*DATA TO USE*:
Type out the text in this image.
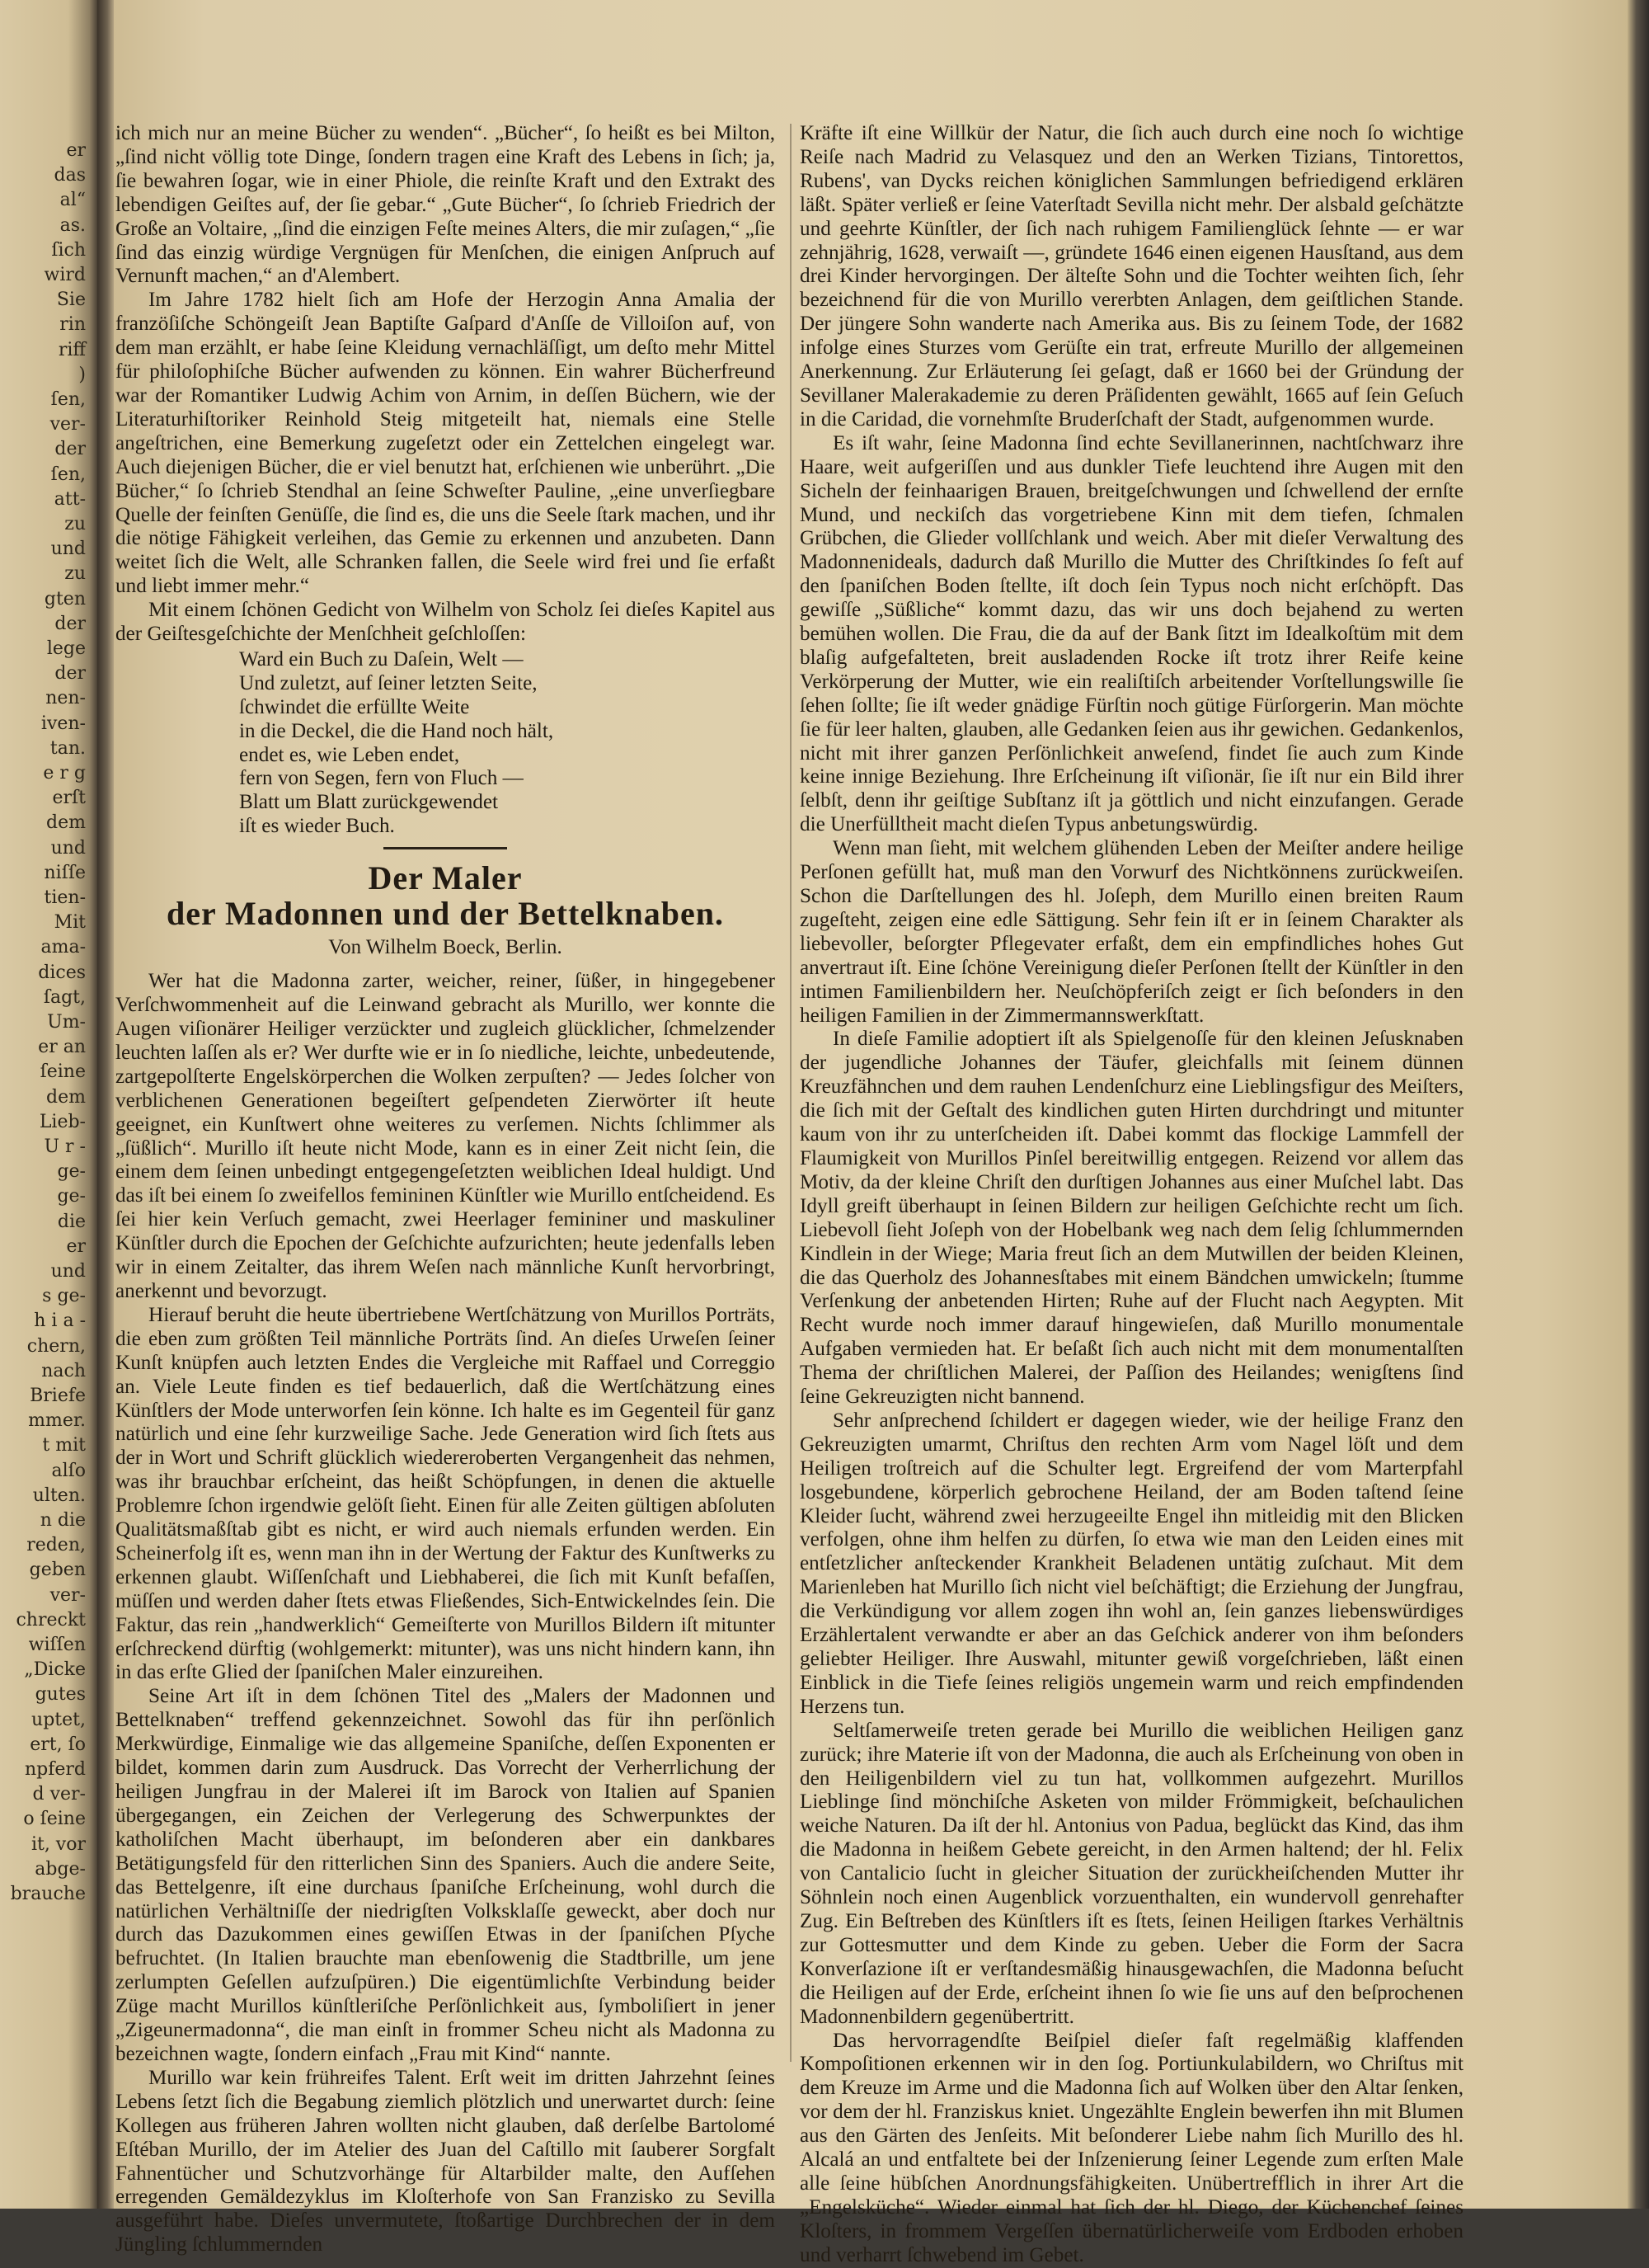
er
das
al“
as.
ſich
wird
Sie
rin
riff
)
ſen,
ver‑
der
ſen,
att‑
zu
und
zu
gten
der
lege
der
nen‑
iven‑
tan.
e r g
erſt
dem
und
niſſe
tien‑
Mit
ama‑
dices
ſagt,
Um‑
er an
ſeine
dem
Lieb‑
U r ‑
ge‑
ge‑
die
er
und
s ge‑
h i a ‑
chern,
nach
Briefe
mmer.
t mit
alſo
ulten.
n die
reden,
geben
ver‑
chreckt
wiſſen
„Dicke
gutes
uptet,
ert, ſo
npferd
d ver‑
o ſeine
it, vor
abge‑
brauche

ich mich nur an meine Bücher zu wenden“. „Bücher“, ſo heißt es bei Milton, „ſind nicht völlig tote Dinge, ſondern tragen eine Kraft des Lebens in ſich; ja, ſie bewahren ſogar, wie in einer Phiole, die reinſte Kraft und den Extrakt des lebendigen Geiſtes auf, der ſie gebar.“ „Gute Bücher“, ſo ſchrieb Friedrich der Große an Voltaire, „ſind die einzigen Feſte meines Alters, die mir zuſagen,“ „ſie ſind das einzig würdige Vergnügen für Menſchen, die einigen Anſpruch auf Vernunft machen,“ an d'Alembert.

Im Jahre 1782 hielt ſich am Hofe der Herzogin Anna Amalia der franzöſiſche Schöngeiſt Jean Baptiſte Gaſpard d'Anſſe de Villoiſon auf, von dem man erzählt, er habe ſeine Kleidung vernachläſſigt, um deſto mehr Mittel für philoſophiſche Bücher aufwenden zu können. Ein wahrer Bücherfreund war der Romantiker Ludwig Achim von Arnim, in deſſen Büchern, wie der Literaturhiſtoriker Reinhold Steig mitgeteilt hat, niemals eine Stelle angeſtrichen, eine Bemerkung zugeſetzt oder ein Zettelchen eingelegt war. Auch diejenigen Bücher, die er viel benutzt hat, erſchienen wie unberührt. „Die Bücher,“ ſo ſchrieb Stendhal an ſeine Schweſter Pauline, „eine unverſiegbare Quelle der feinſten Genüſſe, die ſind es, die uns die Seele ſtark machen, und ihr die nötige Fähigkeit verleihen, das Gemie zu erkennen und anzubeten. Dann weitet ſich die Welt, alle Schranken fallen, die Seele wird frei und ſie erfaßt und liebt immer mehr.“

Mit einem ſchönen Gedicht von Wilhelm von Scholz ſei dieſes Kapitel aus der Geiſtesgeſchichte der Menſchheit geſchloſſen:

Ward ein Buch zu Daſein, Welt —
Und zuletzt, auf ſeiner letzten Seite,
ſchwindet die erfüllte Weite
in die Deckel, die die Hand noch hält,
endet es, wie Leben endet,
fern von Segen, fern von Fluch —
Blatt um Blatt zurückgewendet
iſt es wieder Buch.
Der Maler
der Madonnen und der Bettelknaben.
Von Wilhelm Boeck, Berlin.

Wer hat die Madonna zarter, weicher, reiner, ſüßer, in hingegebener Verſchwommenheit auf die Leinwand gebracht als Murillo, wer konnte die Augen viſionärer Heiliger verzückter und zugleich glücklicher, ſchmelzender leuchten laſſen als er? Wer durfte wie er in ſo niedliche, leichte, unbedeutende, zartgepolſterte Engelskörperchen die Wolken zerpuſten? — Jedes ſolcher von verblichenen Generationen begeiſtert geſpendeten Zierwörter iſt heute geeignet, ein Kunſtwert ohne weiteres zu verſemen. Nichts ſchlimmer als „ſüßlich“. Murillo iſt heute nicht Mode, kann es in einer Zeit nicht ſein, die einem dem ſeinen unbedingt entgegengeſetzten weiblichen Ideal huldigt. Und das iſt bei einem ſo zweifellos femininen Künſtler wie Murillo entſcheidend. Es ſei hier kein Verſuch gemacht, zwei Heerlager femininer und maskuliner Künſtler durch die Epochen der Geſchichte aufzurichten; heute jedenfalls leben wir in einem Zeitalter, das ihrem Weſen nach männliche Kunſt hervorbringt, anerkennt und bevorzugt.

Hierauf beruht die heute übertriebene Wertſchätzung von Murillos Porträts, die eben zum größten Teil männliche Porträts ſind. An dieſes Urweſen ſeiner Kunſt knüpfen auch letzten Endes die Vergleiche mit Raffael und Correggio an. Viele Leute finden es tief bedauerlich, daß die Wertſchätzung eines Künſtlers der Mode unterworfen ſein könne. Ich halte es im Gegenteil für ganz natürlich und eine ſehr kurzweilige Sache. Jede Generation wird ſich ſtets aus der in Wort und Schrift glücklich wiedereroberten Vergangenheit das nehmen, was ihr brauchbar erſcheint, das heißt Schöpfungen, in denen die aktuelle Problemre ſchon irgendwie gelöſt ſieht. Einen für alle Zeiten gültigen abſoluten Qualitätsmaßſtab gibt es nicht, er wird auch niemals erfunden werden. Ein Scheinerfolg iſt es, wenn man ihn in der Wertung der Faktur des Kunſtwerks zu erkennen glaubt. Wiſſenſchaft und Liebhaberei, die ſich mit Kunſt befaſſen, müſſen und werden daher ſtets etwas Fließendes, Sich‑Entwickelndes ſein. Die Faktur, das rein „handwerklich“ Gemeiſterte von Murillos Bildern iſt mitunter erſchreckend dürftig (wohlgemerkt: mitunter), was uns nicht hindern kann, ihn in das erſte Glied der ſpaniſchen Maler einzureihen.

Seine Art iſt in dem ſchönen Titel des „Malers der Madonnen und Bettelknaben“ treffend gekennzeichnet. Sowohl das für ihn perſönlich Merkwürdige, Einmalige wie das allgemeine Spaniſche, deſſen Exponenten er bildet, kommen darin zum Ausdruck. Das Vorrecht der Verherrlichung der heiligen Jungfrau in der Malerei iſt im Barock von Italien auf Spanien übergegangen, ein Zeichen der Verlegerung des Schwerpunktes der katholiſchen Macht überhaupt, im beſonderen aber ein dankbares Betätigungsfeld für den ritterlichen Sinn des Spaniers. Auch die andere Seite, das Bettelgenre, iſt eine durchaus ſpaniſche Erſcheinung, wohl durch die natürlichen Verhältniſſe der niedrigſten Volksklaſſe geweckt, aber doch nur durch das Dazukommen eines gewiſſen Etwas in der ſpaniſchen Pſyche befruchtet. (In Italien brauchte man ebenſowenig die Stadtbrille, um jene zerlumpten Geſellen aufzuſpüren.) Die eigentümlichſte Verbindung beider Züge macht Murillos künſtleriſche Perſönlichkeit aus, ſymboliſiert in jener „Zigeunermadonna“, die man einſt in frommer Scheu nicht als Madonna zu bezeichnen wagte, ſondern einfach „Frau mit Kind“ nannte.

Murillo war kein frühreifes Talent. Erſt weit im dritten Jahrzehnt ſeines Lebens ſetzt ſich die Begabung ziemlich plötzlich und unerwartet durch: ſeine Kollegen aus früheren Jahren wollten nicht glauben, daß derſelbe Bartolomé Eſtéban Murillo, der im Atelier des Juan del Caſtillo mit ſauberer Sorgfalt Fahnentücher und Schutzvorhänge für Altarbilder malte, den Aufſehen erregenden Gemäldezyklus im Kloſterhofe von San Franzisko zu Sevilla ausgeführt habe. Dieſes unvermutete, ſtoßartige Durchbrechen der in dem Jüngling ſchlummernden

Kräfte iſt eine Willkür der Natur, die ſich auch durch eine noch ſo wichtige Reiſe nach Madrid zu Velasquez und den an Werken Tizians, Tintorettos, Rubens', van Dycks reichen königlichen Sammlungen befriedigend erklären läßt. Später verließ er ſeine Vaterſtadt Sevilla nicht mehr. Der alsbald geſchätzte und geehrte Künſtler, der ſich nach ruhigem Familienglück ſehnte — er war zehnjährig, 1628, verwaiſt —, gründete 1646 einen eigenen Hausſtand, aus dem drei Kinder hervorgingen. Der älteſte Sohn und die Tochter weihten ſich, ſehr bezeichnend für die von Murillo vererbten Anlagen, dem geiſtlichen Stande. Der jüngere Sohn wanderte nach Amerika aus. Bis zu ſeinem Tode, der 1682 infolge eines Sturzes vom Gerüſte ein trat, erfreute Murillo der allgemeinen Anerkennung. Zur Erläuterung ſei geſagt, daß er 1660 bei der Gründung der Sevillaner Malerakademie zu deren Präſidenten gewählt, 1665 auf ſein Geſuch in die Caridad, die vornehmſte Bruderſchaft der Stadt, aufgenommen wurde.

Es iſt wahr, ſeine Madonna ſind echte Sevillanerinnen, nachtſchwarz ihre Haare, weit aufgeriſſen und aus dunkler Tiefe leuchtend ihre Augen mit den Sicheln der feinhaarigen Brauen, breitgeſchwungen und ſchwellend der ernſte Mund, und neckiſch das vorgetriebene Kinn mit dem tiefen, ſchmalen Grübchen, die Glieder vollſchlank und weich. Aber mit dieſer Verwaltung des Madonnenideals, dadurch daß Murillo die Mutter des Chriſtkindes ſo feſt auf den ſpaniſchen Boden ſtellte, iſt doch ſein Typus noch nicht erſchöpft. Das gewiſſe „Süßliche“ kommt dazu, das wir uns doch bejahend zu werten bemühen wollen. Die Frau, die da auf der Bank ſitzt im Idealkoſtüm mit dem blaſig aufgefalteten, breit ausladenden Rocke iſt trotz ihrer Reife keine Verkörperung der Mutter, wie ein realiſtiſch arbeitender Vorſtellungswille ſie ſehen ſollte; ſie iſt weder gnädige Fürſtin noch gütige Fürſorgerin. Man möchte ſie für leer halten, glauben, alle Gedanken ſeien aus ihr gewichen. Gedankenlos, nicht mit ihrer ganzen Perſönlichkeit anweſend, findet ſie auch zum Kinde keine innige Beziehung. Ihre Erſcheinung iſt viſionär, ſie iſt nur ein Bild ihrer ſelbſt, denn ihr geiſtige Subſtanz iſt ja göttlich und nicht einzufangen. Gerade die Unerfülltheit macht dieſen Typus anbetungswürdig.

Wenn man ſieht, mit welchem glühenden Leben der Meiſter andere heilige Perſonen gefüllt hat, muß man den Vorwurf des Nichtkönnens zurückweiſen. Schon die Darſtellungen des hl. Joſeph, dem Murillo einen breiten Raum zugeſteht, zeigen eine edle Sättigung. Sehr fein iſt er in ſeinem Charakter als liebevoller, beſorgter Pflegevater erfaßt, dem ein empfindliches hohes Gut anvertraut iſt. Eine ſchöne Vereinigung dieſer Perſonen ſtellt der Künſtler in den intimen Familienbildern her. Neuſchöpferiſch zeigt er ſich beſonders in den heiligen Familien in der Zimmermannswerkſtatt.

In dieſe Familie adoptiert iſt als Spielgenoſſe für den kleinen Jeſusknaben der jugendliche Johannes der Täufer, gleichfalls mit ſeinem dünnen Kreuzfähnchen und dem rauhen Lendenſchurz eine Lieblingsfigur des Meiſters, die ſich mit der Geſtalt des kindlichen guten Hirten durchdringt und mitunter kaum von ihr zu unterſcheiden iſt. Dabei kommt das flockige Lammfell der Flaumigkeit von Murillos Pinſel bereitwillig entgegen. Reizend vor allem das Motiv, da der kleine Chriſt den durſtigen Johannes aus einer Muſchel labt. Das Idyll greift überhaupt in ſeinen Bildern zur heiligen Geſchichte recht um ſich. Liebevoll ſieht Joſeph von der Hobelbank weg nach dem ſelig ſchlummernden Kindlein in der Wiege; Maria freut ſich an dem Mutwillen der beiden Kleinen, die das Querholz des Johannesſtabes mit einem Bändchen umwickeln; ſtumme Verſenkung der anbetenden Hirten; Ruhe auf der Flucht nach Aegypten. Mit Recht wurde noch immer darauf hingewieſen, daß Murillo monumentale Aufgaben vermieden hat. Er beſaßt ſich auch nicht mit dem monumentalſten Thema der chriſtlichen Malerei, der Paſſion des Heilandes; wenigſtens ſind ſeine Gekreuzigten nicht bannend.

Sehr anſprechend ſchildert er dagegen wieder, wie der heilige Franz den Gekreuzigten umarmt, Chriſtus den rechten Arm vom Nagel löſt und dem Heiligen troſtreich auf die Schulter legt. Ergreifend der vom Marterpfahl losgebundene, körperlich gebrochene Heiland, der am Boden taſtend ſeine Kleider ſucht, während zwei herzugeeilte Engel ihn mitleidig mit den Blicken verfolgen, ohne ihm helfen zu dürfen, ſo etwa wie man den Leiden eines mit entſetzlicher anſteckender Krankheit Beladenen untätig zuſchaut. Mit dem Marienleben hat Murillo ſich nicht viel beſchäftigt; die Erziehung der Jungfrau, die Verkündigung vor allem zogen ihn wohl an, ſein ganzes liebenswürdiges Erzählertalent verwandte er aber an das Geſchick anderer von ihm beſonders geliebter Heiliger. Ihre Auswahl, mitunter gewiß vorgeſchrieben, läßt einen Einblick in die Tiefe ſeines religiös ungemein warm und reich empfindenden Herzens tun.

Seltſamerweiſe treten gerade bei Murillo die weiblichen Heiligen ganz zurück; ihre Materie iſt von der Madonna, die auch als Erſcheinung von oben in den Heiligenbildern viel zu tun hat, vollkommen aufgezehrt. Murillos Lieblinge ſind mönchiſche Asketen von milder Frömmigkeit, beſchaulichen weiche Naturen. Da iſt der hl. Antonius von Padua, beglückt das Kind, das ihm die Madonna in heißem Gebete gereicht, in den Armen haltend; der hl. Felix von Cantalicio ſucht in gleicher Situation der zurückheiſchenden Mutter ihr Söhnlein noch einen Augenblick vorzuenthalten, ein wundervoll genrehafter Zug. Ein Beſtreben des Künſtlers iſt es ſtets, ſeinen Heiligen ſtarkes Verhältnis zur Gottesmutter und dem Kinde zu geben. Ueber die Form der Sacra Konverſazione iſt er verſtandesmäßig hinausgewachſen, die Madonna beſucht die Heiligen auf der Erde, erſcheint ihnen ſo wie ſie uns auf den beſprochenen Madonnenbildern gegenübertritt.

Das hervorragendſte Beiſpiel dieſer faſt regelmäßig klaffenden Kompoſitionen erkennen wir in den ſog. Portiunkulabildern, wo Chriſtus mit dem Kreuze im Arme und die Madonna ſich auf Wolken über den Altar ſenken, vor dem der hl. Franziskus kniet. Ungezählte Englein bewerfen ihn mit Blumen aus den Gärten des Jenſeits. Mit beſonderer Liebe nahm ſich Murillo des hl. Alcalá an und entfaltete bei der Inſzenierung ſeiner Legende zum erſten Male alle ſeine hübſchen Anordnungsfähigkeiten. Unübertrefflich in ihrer Art die „Engelsküche“. Wieder einmal hat ſich der hl. Diego, der Küchenchef ſeines Kloſters, in frommem Vergeſſen übernatürlicherweiſe vom Erdboden erhoben und verharrt ſchwebend im Gebet.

*AIM OF THE EXERCISE*: If a line of the data holds the string "Buch", count it. Then state the total and nothing more.

*RESPONSE TO THIS TASK*: 2